__Data for this exercise__.
- - - - - - -
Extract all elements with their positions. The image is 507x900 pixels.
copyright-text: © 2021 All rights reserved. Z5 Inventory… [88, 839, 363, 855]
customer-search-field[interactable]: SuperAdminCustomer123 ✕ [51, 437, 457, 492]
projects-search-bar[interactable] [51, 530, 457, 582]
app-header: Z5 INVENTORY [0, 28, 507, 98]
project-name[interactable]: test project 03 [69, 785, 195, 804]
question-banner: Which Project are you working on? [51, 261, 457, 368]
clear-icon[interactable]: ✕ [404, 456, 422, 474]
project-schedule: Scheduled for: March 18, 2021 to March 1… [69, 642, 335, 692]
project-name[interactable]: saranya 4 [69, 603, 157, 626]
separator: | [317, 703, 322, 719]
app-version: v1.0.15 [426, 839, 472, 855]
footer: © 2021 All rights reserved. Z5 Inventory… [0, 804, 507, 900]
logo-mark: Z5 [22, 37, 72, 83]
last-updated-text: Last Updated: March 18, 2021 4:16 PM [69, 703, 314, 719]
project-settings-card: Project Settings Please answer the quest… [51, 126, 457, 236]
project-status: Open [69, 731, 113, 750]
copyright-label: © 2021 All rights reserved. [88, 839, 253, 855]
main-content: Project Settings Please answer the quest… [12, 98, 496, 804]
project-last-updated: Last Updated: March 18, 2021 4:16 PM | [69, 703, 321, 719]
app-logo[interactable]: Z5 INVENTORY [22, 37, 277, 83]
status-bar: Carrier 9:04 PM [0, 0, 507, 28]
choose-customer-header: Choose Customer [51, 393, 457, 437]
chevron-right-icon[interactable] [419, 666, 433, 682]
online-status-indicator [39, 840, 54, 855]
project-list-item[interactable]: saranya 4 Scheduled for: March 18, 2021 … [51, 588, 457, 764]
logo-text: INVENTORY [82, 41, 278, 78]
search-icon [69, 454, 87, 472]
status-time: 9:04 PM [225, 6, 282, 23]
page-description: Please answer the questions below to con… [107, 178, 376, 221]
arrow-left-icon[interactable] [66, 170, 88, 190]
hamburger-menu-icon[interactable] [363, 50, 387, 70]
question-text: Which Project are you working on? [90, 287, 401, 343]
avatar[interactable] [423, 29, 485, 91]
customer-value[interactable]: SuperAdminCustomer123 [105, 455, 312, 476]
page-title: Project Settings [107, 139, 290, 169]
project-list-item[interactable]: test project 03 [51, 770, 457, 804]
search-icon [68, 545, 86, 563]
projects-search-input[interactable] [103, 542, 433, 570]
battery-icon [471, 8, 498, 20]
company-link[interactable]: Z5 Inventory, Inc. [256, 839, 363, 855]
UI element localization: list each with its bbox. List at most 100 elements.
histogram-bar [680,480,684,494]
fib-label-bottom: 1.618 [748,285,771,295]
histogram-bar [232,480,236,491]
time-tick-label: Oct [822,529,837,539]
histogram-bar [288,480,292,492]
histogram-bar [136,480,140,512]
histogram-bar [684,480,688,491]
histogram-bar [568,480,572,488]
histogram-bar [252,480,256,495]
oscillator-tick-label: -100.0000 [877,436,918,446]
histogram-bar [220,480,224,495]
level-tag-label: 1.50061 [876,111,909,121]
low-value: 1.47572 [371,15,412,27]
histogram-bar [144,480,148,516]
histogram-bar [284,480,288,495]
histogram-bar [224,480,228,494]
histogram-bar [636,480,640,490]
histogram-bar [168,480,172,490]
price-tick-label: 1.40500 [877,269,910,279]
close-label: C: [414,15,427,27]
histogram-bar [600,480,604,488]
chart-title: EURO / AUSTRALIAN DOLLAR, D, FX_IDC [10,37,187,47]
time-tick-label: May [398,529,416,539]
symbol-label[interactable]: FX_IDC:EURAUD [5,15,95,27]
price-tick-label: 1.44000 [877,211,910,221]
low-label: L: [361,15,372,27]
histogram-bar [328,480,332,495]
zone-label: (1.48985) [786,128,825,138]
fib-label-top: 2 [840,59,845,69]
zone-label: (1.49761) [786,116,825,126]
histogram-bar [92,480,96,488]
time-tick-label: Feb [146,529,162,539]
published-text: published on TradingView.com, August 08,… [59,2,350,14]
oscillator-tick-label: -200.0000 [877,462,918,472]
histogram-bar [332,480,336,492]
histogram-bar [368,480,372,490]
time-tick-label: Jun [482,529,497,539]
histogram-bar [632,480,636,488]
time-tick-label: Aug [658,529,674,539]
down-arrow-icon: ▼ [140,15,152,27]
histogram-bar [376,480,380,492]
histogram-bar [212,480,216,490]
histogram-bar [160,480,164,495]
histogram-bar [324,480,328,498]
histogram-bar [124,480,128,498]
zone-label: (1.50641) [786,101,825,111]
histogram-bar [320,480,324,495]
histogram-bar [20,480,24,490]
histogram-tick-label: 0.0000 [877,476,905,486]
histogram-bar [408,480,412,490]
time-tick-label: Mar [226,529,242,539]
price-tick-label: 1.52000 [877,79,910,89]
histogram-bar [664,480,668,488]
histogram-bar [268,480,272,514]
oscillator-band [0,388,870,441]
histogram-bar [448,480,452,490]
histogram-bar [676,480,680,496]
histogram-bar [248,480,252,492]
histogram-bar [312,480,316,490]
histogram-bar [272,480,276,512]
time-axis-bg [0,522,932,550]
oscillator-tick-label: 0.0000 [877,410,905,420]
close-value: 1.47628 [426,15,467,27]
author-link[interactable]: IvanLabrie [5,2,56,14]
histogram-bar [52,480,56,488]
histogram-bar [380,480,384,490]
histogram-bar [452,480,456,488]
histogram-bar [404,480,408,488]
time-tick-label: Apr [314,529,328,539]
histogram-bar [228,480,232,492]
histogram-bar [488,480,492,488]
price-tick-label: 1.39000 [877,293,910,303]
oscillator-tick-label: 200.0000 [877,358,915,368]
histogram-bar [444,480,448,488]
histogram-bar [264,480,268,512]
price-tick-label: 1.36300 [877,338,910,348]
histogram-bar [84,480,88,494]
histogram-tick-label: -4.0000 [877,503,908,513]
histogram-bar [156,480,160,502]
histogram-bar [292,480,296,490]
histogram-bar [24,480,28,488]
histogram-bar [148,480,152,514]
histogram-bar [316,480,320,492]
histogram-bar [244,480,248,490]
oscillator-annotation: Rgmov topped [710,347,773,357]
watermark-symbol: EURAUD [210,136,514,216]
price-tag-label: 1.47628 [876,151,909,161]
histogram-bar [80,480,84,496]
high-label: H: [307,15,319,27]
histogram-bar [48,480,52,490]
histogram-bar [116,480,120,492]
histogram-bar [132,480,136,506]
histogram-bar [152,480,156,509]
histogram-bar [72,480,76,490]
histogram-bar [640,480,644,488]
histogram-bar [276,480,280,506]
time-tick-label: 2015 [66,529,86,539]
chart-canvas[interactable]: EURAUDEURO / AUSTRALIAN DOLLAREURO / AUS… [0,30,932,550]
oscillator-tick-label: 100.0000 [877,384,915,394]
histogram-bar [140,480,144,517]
- - - - - - -
__What is asked__. Switch "SuperAdminCustomer123" to "SuperAdminCustomer456" in the material, starting at its first line and stopping after the line that contains "question-banner: Which Project". Reproduce only those lines, with nothing else changed.

__In response__.
Extract all elements with their positions. The image is 507x900 pixels.
copyright-text: © 2021 All rights reserved. Z5 Inventory… [88, 839, 363, 855]
customer-search-field[interactable]: SuperAdminCustomer456 ✕ [51, 437, 457, 492]
projects-search-bar[interactable] [51, 530, 457, 582]
app-header: Z5 INVENTORY [0, 28, 507, 98]
project-name[interactable]: test project 03 [69, 785, 195, 804]
question-banner: Which Project are you working on? [51, 261, 457, 368]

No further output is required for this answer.